Region annotation entries
——

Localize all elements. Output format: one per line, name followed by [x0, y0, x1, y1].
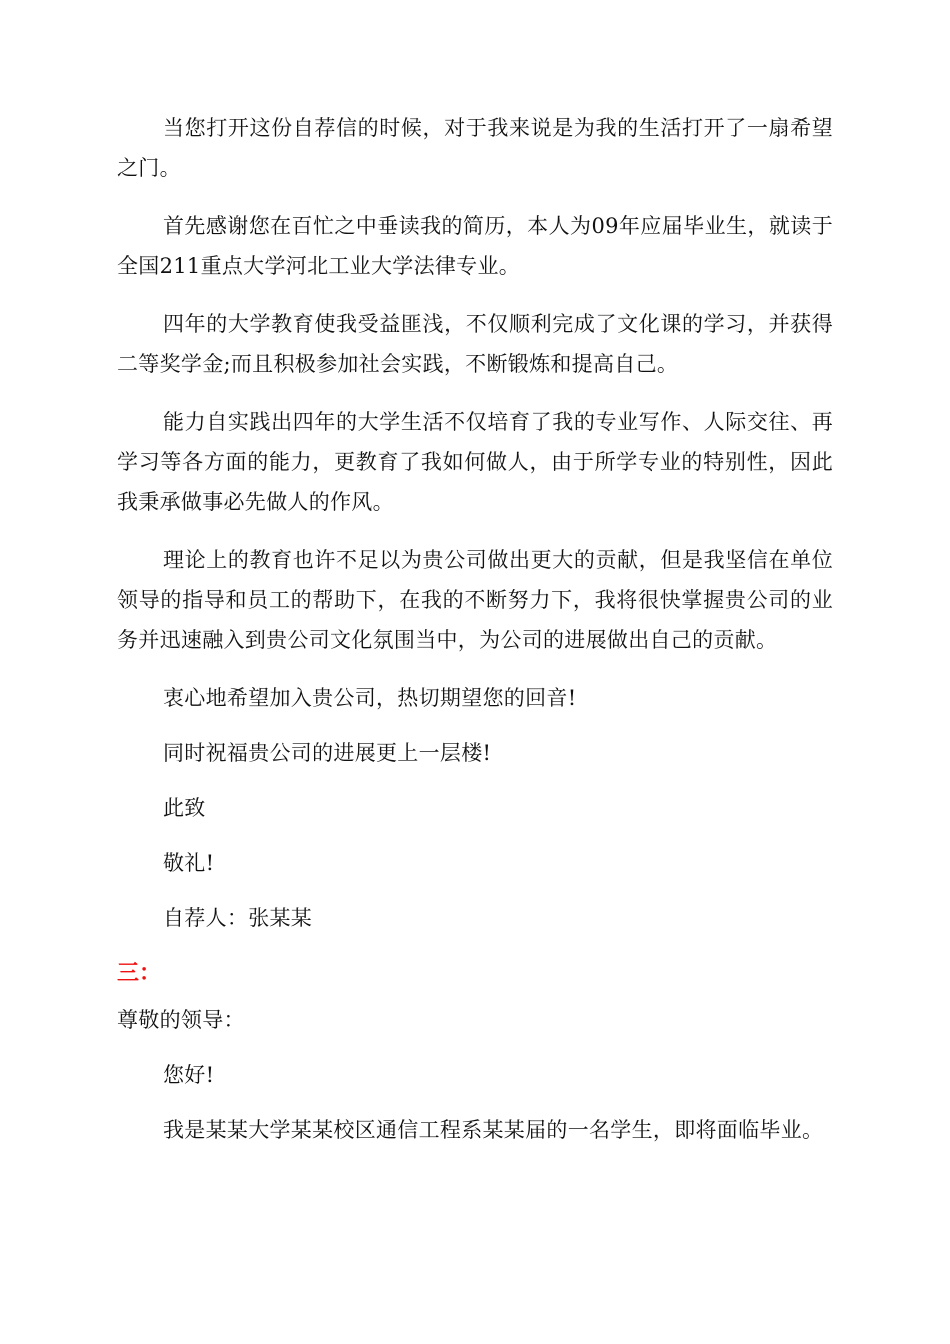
greeting: 您好!	[163, 1063, 215, 1087]
section-body	[117, 1000, 833, 1150]
closing-phrase: 此致	[163, 796, 206, 820]
paragraph-hope: 衷心地希望加入贵公司，热切期望您的回音!	[163, 686, 577, 710]
salutation: 尊敬的领导：	[117, 1008, 245, 1032]
signature-line: 自荐人：张某某	[163, 906, 313, 930]
paragraph-education: 四年的大学教育使我受益匪浅，不仅顺利完成了文化课的学习，并获得二等奖学金;而且积极参加社会实践，不断锻炼和提高自己。	[117, 312, 833, 376]
closing-salute: 敬礼!	[163, 851, 215, 875]
paragraph-abilities: 能力自实践出四年的大学生活不仅培育了我的专业写作、人际交往、再学习等各方面的能力，更教育了我如何做人，由于所学专业的特别性，因此我秉承做事必先做人的作风。	[117, 410, 833, 514]
paragraph-intro: 当您打开这份自荐信的时候，对于我来说是为我的生活打开了一扇希望之门。	[117, 116, 833, 180]
section-heading: 三：	[117, 961, 162, 986]
paragraph-wishes: 同时祝福贵公司的进展更上一层楼!	[163, 741, 492, 765]
letter-body	[117, 108, 833, 938]
paragraph-thanks: 首先感谢您在百忙之中垂读我的简历，本人为09年应届毕业生，就读于全国211重点大学河北工业大学法律专业。	[117, 214, 833, 278]
paragraph-self-intro: 我是某某大学某某校区通信工程系某某届的一名学生，即将面临毕业。	[163, 1118, 824, 1142]
paragraph-contribution: 理论上的教育也许不足以为贵公司做出更大的贡献，但是我坚信在单位领导的指导和员工的帮助下，在我的不断努力下，我将很快掌握贵公司的业务并迅速融入到贵公司文化氛围当中，为公司的进展做出自己的贡献。	[117, 548, 833, 652]
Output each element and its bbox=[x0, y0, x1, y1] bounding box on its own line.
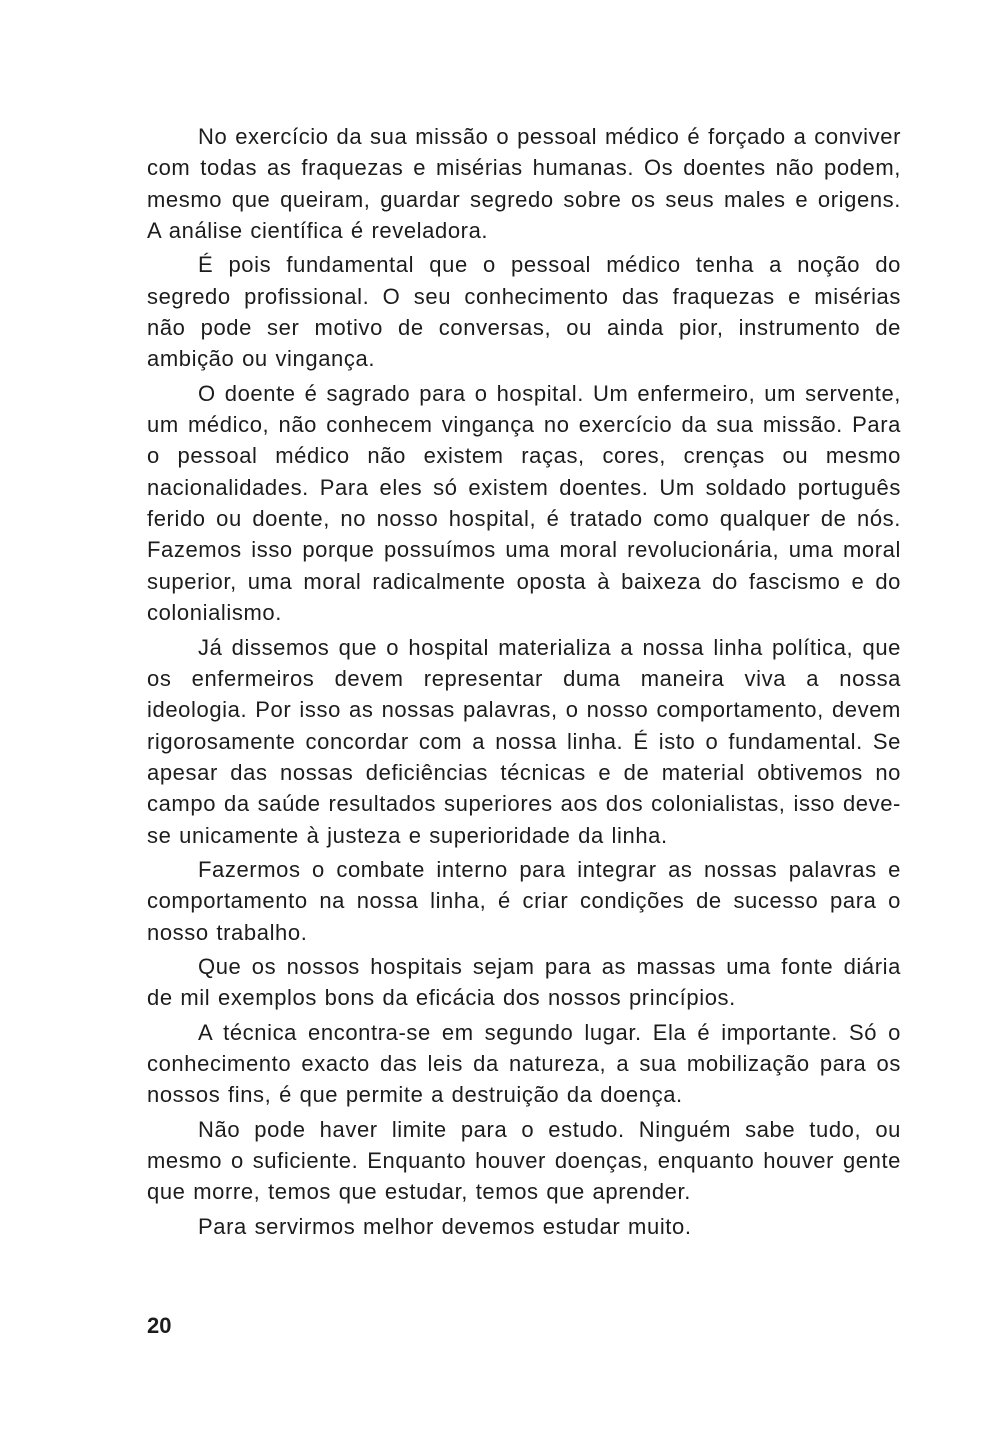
page-number: 20 bbox=[147, 1313, 172, 1338]
body-text bbox=[147, 121, 901, 1245]
paragraph-8: Não pode haver limite para o estudo. Ninguém sabe tudo, ou mesmo o suficiente. Enquanto houver doenças, enquanto houver gente que morre, temos que estudar, temos que aprender. bbox=[147, 1116, 901, 1205]
paragraph-7: A técnica encontra-se em segundo lugar. Ela é importante. Só o conhecimento exacto das leis da natureza, a sua mobilização para os nossos fins, é que permite a destruição da doença. bbox=[147, 1019, 901, 1108]
paragraph-5: Fazermos o combate interno para integrar as nossas palavras e comportamento na nossa linha, é criar condições de sucesso para o nosso trabalho. bbox=[147, 856, 901, 945]
paragraph-2: É pois fundamental que o pessoal médico tenha a noção do segredo profissional. O seu conhecimento das fraquezas e misérias não pode ser motivo de conversas, ou ainda pior, instrumento de ambição ou vingança. bbox=[147, 252, 901, 372]
paragraph-1: No exercício da sua missão o pessoal médico é forçado a conviver com todas as fraquezas e misérias humanas. Os doentes não podem, mesmo que queiram, guardar segredo sobre os seus males e origens. A análise científica é reveladora. bbox=[147, 124, 901, 244]
paragraph-4: Já dissemos que o hospital materializa a nossa linha política, que os enfermeiros devem representar duma maneira viva a nossa ideologia. Por isso as nossas palavras, o nosso comportamento, devem rigorosamente concordar com a nossa linha. É isto o fundamental. Se apesar das nossas deficiências técnicas e de material obtivemos no campo da saúde resultados superiores aos dos colonialistas, isso deve-se unicamente à justeza e superioridade da linha. bbox=[147, 634, 901, 848]
paragraph-6: Que os nossos hospitais sejam para as massas uma fonte diária de mil exemplos bons da eficácia dos nossos princípios. bbox=[147, 953, 901, 1011]
paragraph-3: O doente é sagrado para o hospital. Um enfermeiro, um servente, um médico, não conhecem vingança no exercício da sua missão. Para o pessoal médico não existem raças, cores, crenças ou mesmo nacionalidades. Para eles só existem doentes. Um soldado português ferido ou doente, no nosso hospital, é tratado como qualquer de nós. Fazemos isso porque possuímos uma moral revolucionária, uma moral superior, uma moral radicalmente oposta à baixeza do fascismo e do colonialismo. bbox=[147, 380, 901, 626]
paragraph-9: Para servirmos melhor devemos estudar muito. bbox=[198, 1213, 692, 1239]
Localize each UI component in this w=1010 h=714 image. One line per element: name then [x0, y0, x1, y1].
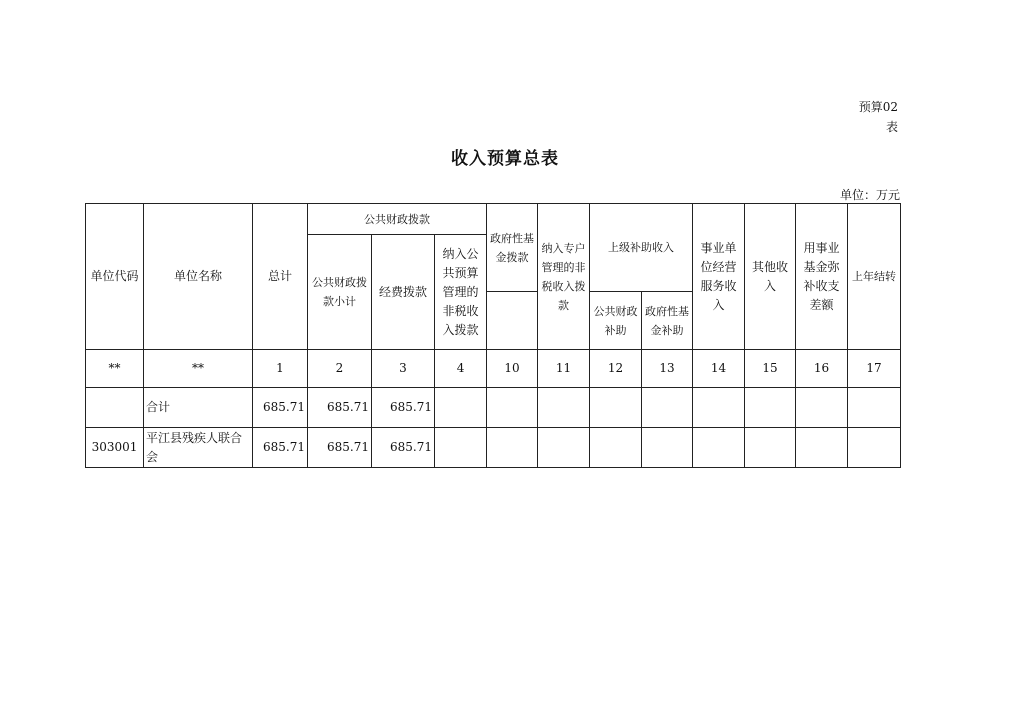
- header-public-subtotal: 公共财政拨款小计: [308, 235, 372, 350]
- income-budget-table: [85, 203, 901, 468]
- row-total: 685.71: [253, 428, 308, 468]
- row-cell: [745, 388, 796, 428]
- index-row: [86, 350, 901, 388]
- table-row: [86, 428, 901, 468]
- row-cell: [487, 388, 538, 428]
- row-cell: [590, 428, 642, 468]
- index-cell: 14: [693, 350, 745, 388]
- row-cell: [848, 428, 901, 468]
- row-code: [86, 388, 144, 428]
- row-cell: [693, 388, 745, 428]
- row-cell: [848, 388, 901, 428]
- header-gov-fund-lower: [487, 292, 538, 350]
- header-unit-code: 单位代码: [86, 204, 144, 350]
- row-cell: [745, 428, 796, 468]
- row-cell: [435, 428, 487, 468]
- row-subtotal: 685.71: [308, 428, 372, 468]
- index-cell: 3: [372, 350, 435, 388]
- row-subtotal: 685.71: [308, 388, 372, 428]
- row-code: 303001: [86, 428, 144, 468]
- header-nontax-budget: 纳入公共预算管理的非税收入拨款: [435, 235, 487, 350]
- header-gov-fund: 政府性基金拨款: [487, 204, 538, 292]
- index-cell: 1: [253, 350, 308, 388]
- page-title: 收入预算总表: [451, 149, 559, 169]
- index-cell: 10: [487, 350, 538, 388]
- table-row: [86, 388, 901, 428]
- row-total: 685.71: [253, 388, 308, 428]
- header-public-finance: 公共财政拨款: [308, 204, 487, 235]
- index-cell: 12: [590, 350, 642, 388]
- header-special-nontax: 纳入专户管理的非税收入拨款: [538, 204, 590, 350]
- row-cell: [590, 388, 642, 428]
- row-cell: [642, 428, 693, 468]
- row-cell: [538, 388, 590, 428]
- header-carry-over: 上年结转: [848, 204, 901, 350]
- index-cell: 4: [435, 350, 487, 388]
- row-cell: [538, 428, 590, 468]
- row-cell: [435, 388, 487, 428]
- row-name: 平江县残疾人联合会: [144, 428, 253, 468]
- header-unit-name: 单位名称: [144, 204, 253, 350]
- index-cell: 17: [848, 350, 901, 388]
- index-cell: **: [144, 350, 253, 388]
- row-cell: [642, 388, 693, 428]
- header-total: 总计: [253, 204, 308, 350]
- unit-label: 单位：万元: [839, 188, 900, 202]
- header-fund-offset: 用事业基金弥补收支差额: [796, 204, 848, 350]
- header-sup-gov-fund: 政府性基金补助: [642, 292, 693, 350]
- index-cell: 11: [538, 350, 590, 388]
- index-cell: 2: [308, 350, 372, 388]
- form-code-line1: 预算02: [858, 100, 898, 114]
- row-expense: 685.71: [372, 388, 435, 428]
- index-cell: **: [86, 350, 144, 388]
- row-name: 合计: [144, 388, 253, 428]
- form-code: [859, 97, 898, 137]
- index-cell: 13: [642, 350, 693, 388]
- header-other-income: 其他收入: [745, 204, 796, 350]
- header-sup-public: 公共财政补助: [590, 292, 642, 350]
- index-cell: 16: [796, 350, 848, 388]
- index-cell: 15: [745, 350, 796, 388]
- row-cell: [796, 388, 848, 428]
- form-code-line2: 表: [885, 120, 898, 134]
- row-expense: 685.71: [372, 428, 435, 468]
- row-cell: [796, 428, 848, 468]
- row-cell: [693, 428, 745, 468]
- header-expense-allocation: 经费拨款: [372, 235, 435, 350]
- row-cell: [487, 428, 538, 468]
- header-superior-subsidy: 上级补助收入: [590, 204, 693, 292]
- header-business-income: 事业单位经营服务收入: [693, 204, 745, 350]
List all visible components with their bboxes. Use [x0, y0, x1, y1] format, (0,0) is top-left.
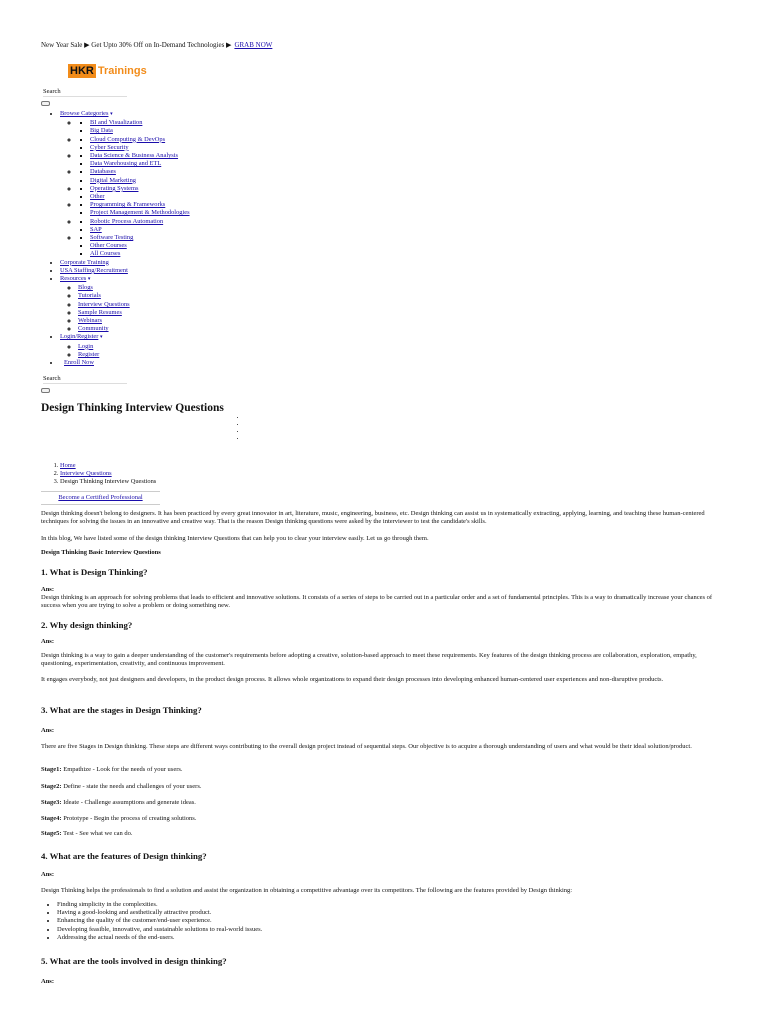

——

Given instruction
Return every line of the entries from the one containing "1063, 215, 1087]" down to the one containing "Output each element", both included, reproduced with no changes.

Reply
greeting: 您好!	[163, 1063, 215, 1087]
section-body	[117, 1000, 833, 1150]
closing-phrase: 此致	[163, 796, 206, 820]
paragraph-hope: 衷心地希望加入贵公司，热切期望您的回音!	[163, 686, 577, 710]
salutation: 尊敬的领导：	[117, 1008, 245, 1032]
signature-line: 自荐人：张某某	[163, 906, 313, 930]
paragraph-education: 四年的大学教育使我受益匪浅，不仅顺利完成了文化课的学习，并获得二等奖学金;而且积极参加社会实践，不断锻炼和提高自己。	[117, 312, 833, 376]
closing-salute: 敬礼!	[163, 851, 215, 875]
paragraph-abilities: 能力自实践出四年的大学生活不仅培育了我的专业写作、人际交往、再学习等各方面的能力，更教育了我如何做人，由于所学专业的特别性，因此我秉承做事必先做人的作风。	[117, 410, 833, 514]
paragraph-intro: 当您打开这份自荐信的时候，对于我来说是为我的生活打开了一扇希望之门。	[117, 116, 833, 180]
section-heading: 三：	[117, 961, 162, 986]
paragraph-wishes: 同时祝福贵公司的进展更上一层楼!	[163, 741, 492, 765]
letter-body	[117, 108, 833, 938]
paragraph-thanks: 首先感谢您在百忙之中垂读我的简历，本人为09年应届毕业生，就读于全国211重点大学河北工业大学法律专业。	[117, 214, 833, 278]
paragraph-self-intro: 我是某某大学某某校区通信工程系某某届的一名学生，即将面临毕业。	[163, 1118, 824, 1142]
paragraph-contribution: 理论上的教育也许不足以为贵公司做出更大的贡献，但是我坚信在单位领导的指导和员工的帮助下，在我的不断努力下，我将很快掌握贵公司的业务并迅速融入到贵公司文化氛围当中，为公司的进展做出自己的贡献。	[117, 548, 833, 652]
Output each element and its bbox=[x0, y0, x1, y1] bounding box on its own line.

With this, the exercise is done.